● SUPPLIED MATERIAL
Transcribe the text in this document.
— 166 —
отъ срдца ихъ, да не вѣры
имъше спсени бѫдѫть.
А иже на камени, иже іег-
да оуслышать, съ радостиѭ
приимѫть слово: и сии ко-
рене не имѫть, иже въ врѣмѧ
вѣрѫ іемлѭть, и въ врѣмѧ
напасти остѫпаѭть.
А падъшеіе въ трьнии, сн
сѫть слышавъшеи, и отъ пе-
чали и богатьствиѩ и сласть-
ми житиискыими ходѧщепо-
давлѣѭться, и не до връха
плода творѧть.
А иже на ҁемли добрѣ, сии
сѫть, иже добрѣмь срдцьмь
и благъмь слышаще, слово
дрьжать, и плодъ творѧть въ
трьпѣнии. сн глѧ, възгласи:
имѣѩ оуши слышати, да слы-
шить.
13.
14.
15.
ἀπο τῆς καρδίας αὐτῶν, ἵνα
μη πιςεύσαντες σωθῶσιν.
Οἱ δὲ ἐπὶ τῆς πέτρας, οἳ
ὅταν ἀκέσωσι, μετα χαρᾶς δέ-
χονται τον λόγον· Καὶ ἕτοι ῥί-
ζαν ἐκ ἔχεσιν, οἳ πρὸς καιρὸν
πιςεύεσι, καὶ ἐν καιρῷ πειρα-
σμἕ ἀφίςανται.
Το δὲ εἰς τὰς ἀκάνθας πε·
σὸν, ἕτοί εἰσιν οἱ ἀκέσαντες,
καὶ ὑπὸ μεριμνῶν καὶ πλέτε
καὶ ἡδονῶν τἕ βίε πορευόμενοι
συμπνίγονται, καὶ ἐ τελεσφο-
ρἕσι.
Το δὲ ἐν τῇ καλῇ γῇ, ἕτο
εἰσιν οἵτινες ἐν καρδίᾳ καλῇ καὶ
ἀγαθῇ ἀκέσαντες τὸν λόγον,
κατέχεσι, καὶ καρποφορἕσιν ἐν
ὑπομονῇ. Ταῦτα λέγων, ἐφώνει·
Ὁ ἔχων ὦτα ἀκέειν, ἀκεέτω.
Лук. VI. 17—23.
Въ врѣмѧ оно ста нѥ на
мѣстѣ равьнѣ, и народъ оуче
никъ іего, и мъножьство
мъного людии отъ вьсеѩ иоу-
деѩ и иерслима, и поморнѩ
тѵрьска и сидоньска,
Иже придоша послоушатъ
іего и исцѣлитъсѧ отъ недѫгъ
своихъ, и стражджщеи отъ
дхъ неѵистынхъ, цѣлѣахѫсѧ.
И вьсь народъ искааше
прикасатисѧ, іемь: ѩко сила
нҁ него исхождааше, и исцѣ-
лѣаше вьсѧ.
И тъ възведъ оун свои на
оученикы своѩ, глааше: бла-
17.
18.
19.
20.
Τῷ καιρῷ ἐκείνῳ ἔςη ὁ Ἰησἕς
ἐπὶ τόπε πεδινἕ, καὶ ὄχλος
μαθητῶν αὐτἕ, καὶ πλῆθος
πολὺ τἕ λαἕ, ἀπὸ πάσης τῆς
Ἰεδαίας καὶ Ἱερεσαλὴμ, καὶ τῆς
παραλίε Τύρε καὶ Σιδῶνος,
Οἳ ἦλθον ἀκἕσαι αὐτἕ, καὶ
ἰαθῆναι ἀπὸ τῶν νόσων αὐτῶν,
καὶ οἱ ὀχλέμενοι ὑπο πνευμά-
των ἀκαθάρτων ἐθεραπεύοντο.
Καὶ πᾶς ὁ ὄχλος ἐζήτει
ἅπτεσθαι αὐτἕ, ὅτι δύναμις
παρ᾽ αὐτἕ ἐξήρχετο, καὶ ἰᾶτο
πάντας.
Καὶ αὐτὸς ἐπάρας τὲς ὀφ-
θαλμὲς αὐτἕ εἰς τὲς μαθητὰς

● SET TASK
Read through the data and copy every line where "ἀκέσαντες" shows up.

● OUTPUT OF THE TASK
σὸν, ἕτοί εἰσιν οἱ ἀκέσαντες,
ἀγαθῇ ἀκέσαντες τὸν λόγον,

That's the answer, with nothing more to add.